Listing >>
=====

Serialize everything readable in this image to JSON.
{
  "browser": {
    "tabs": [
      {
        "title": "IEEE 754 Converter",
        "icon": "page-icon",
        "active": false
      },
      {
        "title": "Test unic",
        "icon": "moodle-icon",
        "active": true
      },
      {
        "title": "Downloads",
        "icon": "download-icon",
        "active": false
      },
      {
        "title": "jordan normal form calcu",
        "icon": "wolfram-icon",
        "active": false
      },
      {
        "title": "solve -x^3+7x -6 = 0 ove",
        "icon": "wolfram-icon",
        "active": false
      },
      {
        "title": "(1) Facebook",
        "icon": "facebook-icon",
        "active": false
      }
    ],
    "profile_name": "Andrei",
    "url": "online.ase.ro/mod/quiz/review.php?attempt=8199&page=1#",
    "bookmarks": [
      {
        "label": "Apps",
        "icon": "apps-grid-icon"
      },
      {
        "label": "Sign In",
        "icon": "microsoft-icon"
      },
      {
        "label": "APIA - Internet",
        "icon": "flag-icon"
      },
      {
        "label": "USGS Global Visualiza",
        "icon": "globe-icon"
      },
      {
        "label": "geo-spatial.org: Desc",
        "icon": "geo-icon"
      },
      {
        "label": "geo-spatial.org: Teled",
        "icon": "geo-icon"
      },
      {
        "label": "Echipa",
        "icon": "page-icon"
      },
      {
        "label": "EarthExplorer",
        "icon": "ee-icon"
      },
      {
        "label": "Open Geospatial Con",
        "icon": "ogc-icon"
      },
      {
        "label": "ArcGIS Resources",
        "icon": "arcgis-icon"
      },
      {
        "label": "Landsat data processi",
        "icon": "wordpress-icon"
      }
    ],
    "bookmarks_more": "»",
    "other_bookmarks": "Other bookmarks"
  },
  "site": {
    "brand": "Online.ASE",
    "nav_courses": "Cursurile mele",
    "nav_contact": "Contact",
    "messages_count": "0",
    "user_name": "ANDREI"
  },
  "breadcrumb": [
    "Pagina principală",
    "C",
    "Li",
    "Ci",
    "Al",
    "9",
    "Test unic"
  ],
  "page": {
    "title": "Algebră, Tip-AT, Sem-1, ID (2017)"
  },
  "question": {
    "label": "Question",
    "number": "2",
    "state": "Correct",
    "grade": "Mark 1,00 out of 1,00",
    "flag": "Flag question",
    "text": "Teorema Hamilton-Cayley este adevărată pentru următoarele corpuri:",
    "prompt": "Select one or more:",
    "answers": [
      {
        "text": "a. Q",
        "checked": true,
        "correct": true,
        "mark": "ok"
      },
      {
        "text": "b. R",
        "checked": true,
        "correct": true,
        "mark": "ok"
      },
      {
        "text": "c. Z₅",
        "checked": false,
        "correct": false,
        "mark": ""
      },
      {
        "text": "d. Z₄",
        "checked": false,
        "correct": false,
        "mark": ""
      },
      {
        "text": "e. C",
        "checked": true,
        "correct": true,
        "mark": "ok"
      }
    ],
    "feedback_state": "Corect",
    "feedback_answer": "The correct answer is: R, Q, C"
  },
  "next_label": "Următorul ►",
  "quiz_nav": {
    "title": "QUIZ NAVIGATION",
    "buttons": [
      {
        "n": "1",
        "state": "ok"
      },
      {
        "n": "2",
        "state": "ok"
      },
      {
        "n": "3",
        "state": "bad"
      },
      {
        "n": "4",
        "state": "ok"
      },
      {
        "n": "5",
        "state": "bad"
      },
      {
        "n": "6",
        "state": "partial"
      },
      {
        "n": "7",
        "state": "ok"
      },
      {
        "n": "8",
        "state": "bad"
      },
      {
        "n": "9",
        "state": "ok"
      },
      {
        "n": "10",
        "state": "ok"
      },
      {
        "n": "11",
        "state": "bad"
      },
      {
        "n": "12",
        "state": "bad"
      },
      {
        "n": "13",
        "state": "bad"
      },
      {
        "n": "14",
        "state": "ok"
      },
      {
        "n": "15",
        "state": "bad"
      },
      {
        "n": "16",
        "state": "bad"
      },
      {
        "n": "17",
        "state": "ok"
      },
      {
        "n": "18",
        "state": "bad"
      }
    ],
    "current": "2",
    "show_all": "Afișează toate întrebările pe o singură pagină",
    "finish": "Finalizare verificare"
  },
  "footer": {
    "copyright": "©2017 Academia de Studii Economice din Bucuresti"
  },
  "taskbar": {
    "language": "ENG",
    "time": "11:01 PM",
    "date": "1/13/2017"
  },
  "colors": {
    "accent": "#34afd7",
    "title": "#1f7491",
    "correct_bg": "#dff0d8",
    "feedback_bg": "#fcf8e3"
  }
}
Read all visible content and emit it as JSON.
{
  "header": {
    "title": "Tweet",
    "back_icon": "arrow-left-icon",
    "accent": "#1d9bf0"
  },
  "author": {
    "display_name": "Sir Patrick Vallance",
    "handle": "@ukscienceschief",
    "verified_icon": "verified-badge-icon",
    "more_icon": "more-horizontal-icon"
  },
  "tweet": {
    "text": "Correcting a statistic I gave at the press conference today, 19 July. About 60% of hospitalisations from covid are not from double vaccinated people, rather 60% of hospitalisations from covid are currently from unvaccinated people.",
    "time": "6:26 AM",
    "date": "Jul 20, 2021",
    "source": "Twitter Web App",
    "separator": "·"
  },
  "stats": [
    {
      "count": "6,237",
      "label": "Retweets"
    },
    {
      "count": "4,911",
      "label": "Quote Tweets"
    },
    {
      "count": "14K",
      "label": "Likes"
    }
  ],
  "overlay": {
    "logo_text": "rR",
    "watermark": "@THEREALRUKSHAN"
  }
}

=====

Objective >>
Return all of the entries word for word.

Output of the task >>
Serialize everything readable in this image to JSON.
{
  "browser": {
    "tabs": [
      {
        "title": "IEEE 754 Converter",
        "icon": "page-icon",
        "active": false
      },
      {
        "title": "Test unic",
        "icon": "moodle-icon",
        "active": true
      },
      {
        "title": "Downloads",
        "icon": "download-icon",
        "active": false
      },
      {
        "title": "jordan normal form calcu",
        "icon": "wolfram-icon",
        "active": false
      },
      {
        "title": "solve -x^3+7x -6 = 0 ove",
        "icon": "wolfram-icon",
        "active": false
      },
      {
        "title": "(1) Facebook",
        "icon": "facebook-icon",
        "active": false
      }
    ],
    "profile_name": "Andrei",
    "url": "online.ase.ro/mod/quiz/review.php?attempt=8199&page=1#",
    "bookmarks": [
      {
        "label": "Apps",
        "icon": "apps-grid-icon"
      },
      {
        "label": "Sign In",
        "icon": "microsoft-icon"
      },
      {
        "label": "APIA - Internet",
        "icon": "flag-icon"
      },
      {
        "label": "USGS Global Visualiza",
        "icon": "globe-icon"
      },
      {
        "label": "geo-spatial.org: Desc",
        "icon": "geo-icon"
      },
      {
        "label": "geo-spatial.org: Teled",
        "icon": "geo-icon"
      },
      {
        "label": "Echipa",
        "icon": "page-icon"
      },
      {
        "label": "EarthExplorer",
        "icon": "ee-icon"
      },
      {
        "label": "Open Geospatial Con",
        "icon": "ogc-icon"
      },
      {
        "label": "ArcGIS Resources",
        "icon": "arcgis-icon"
      },
      {
        "label": "Landsat data processi",
        "icon": "wordpress-icon"
      }
    ],
    "bookmarks_more": "»",
    "other_bookmarks": "Other bookmarks"
  },
  "site": {
    "brand": "Online.ASE",
    "nav_courses": "Cursurile mele",
    "nav_contact": "Contact",
    "messages_count": "0",
    "user_name": "ANDREI"
  },
  "breadcrumb": [
    "Pagina principală",
    "C",
    "Li",
    "Ci",
    "Al",
    "9",
    "Test unic"
  ],
  "page": {
    "title": "Algebră, Tip-AT, Sem-1, ID (2017)"
  },
  "question": {
    "label": "Question",
    "number": "2",
    "state": "Correct",
    "grade": "Mark 1,00 out of 1,00",
    "flag": "Flag question",
    "text": "Teorema Hamilton-Cayley este adevărată pentru următoarele corpuri:",
    "prompt": "Select one or more:",
    "answers": [
      {
        "text": "a. Q",
        "checked": true,
        "correct": true,
        "mark": "ok"
      },
      {
        "text": "b. R",
        "checked": true,
        "correct": true,
        "mark": "ok"
      },
      {
        "text": "c. Z₅",
        "checked": false,
        "correct": false,
        "mark": ""
      },
      {
        "text": "d. Z₄",
        "checked": false,
        "correct": false,
        "mark": ""
      },
      {
        "text": "e. C",
        "checked": true,
        "correct": true,
        "mark": "ok"
      }
    ],
    "feedback_state": "Corect",
    "feedback_answer": "The correct answer is: R, Q, C"
  },
  "next_label": "Următorul ►",
  "quiz_nav": {
    "title": "QUIZ NAVIGATION",
    "buttons": [
      {
        "n": "1",
        "state": "ok"
      },
      {
        "n": "2",
        "state": "ok"
      },
      {
        "n": "3",
        "state": "bad"
      },
      {
        "n": "4",
        "state": "ok"
      },
      {
        "n": "5",
        "state": "bad"
      },
      {
        "n": "6",
        "state": "partial"
      },
      {
        "n": "7",
        "state": "ok"
      },
      {
        "n": "8",
        "state": "bad"
      },
      {
        "n": "9",
        "state": "ok"
      },
      {
        "n": "10",
        "state": "ok"
      },
      {
        "n": "11",
        "state": "bad"
      },
      {
        "n": "12",
        "state": "bad"
      },
      {
        "n": "13",
        "state": "bad"
      },
      {
        "n": "14",
        "state": "ok"
      },
      {
        "n": "15",
        "state": "bad"
      },
      {
        "n": "16",
        "state": "bad"
      },
      {
        "n": "17",
        "state": "ok"
      },
      {
        "n": "18",
        "state": "bad"
      }
    ],
    "current": "2",
    "show_all": "Afișează toate întrebările pe o singură pagină",
    "finish": "Finalizare verificare"
  },
  "footer": {
    "copyright": "©2017 Academia de Studii Economice din Bucuresti"
  },
  "taskbar": {
    "language": "ENG",
    "time": "11:01 PM",
    "date": "1/13/2017"
  },
  "colors": {
    "accent": "#34afd7",
    "title": "#1f7491",
    "correct_bg": "#dff0d8",
    "feedback_bg": "#fcf8e3"
  }
}
Read all visible content and emit it as JSON.
{
  "header": {
    "title": "Tweet",
    "back_icon": "arrow-left-icon",
    "accent": "#1d9bf0"
  },
  "author": {
    "display_name": "Sir Patrick Vallance",
    "handle": "@ukscienceschief",
    "verified_icon": "verified-badge-icon",
    "more_icon": "more-horizontal-icon"
  },
  "tweet": {
    "text": "Correcting a statistic I gave at the press conference today, 19 July. About 60% of hospitalisations from covid are not from double vaccinated people, rather 60% of hospitalisations from covid are currently from unvaccinated people.",
    "time": "6:26 AM",
    "date": "Jul 20, 2021",
    "source": "Twitter Web App",
    "separator": "·"
  },
  "stats": [
    {
      "count": "6,237",
      "label": "Retweets"
    },
    {
      "count": "4,911",
      "label": "Quote Tweets"
    },
    {
      "count": "14K",
      "label": "Likes"
    }
  ],
  "overlay": {
    "logo_text": "rR",
    "watermark": "@THEREALRUKSHAN"
  }
}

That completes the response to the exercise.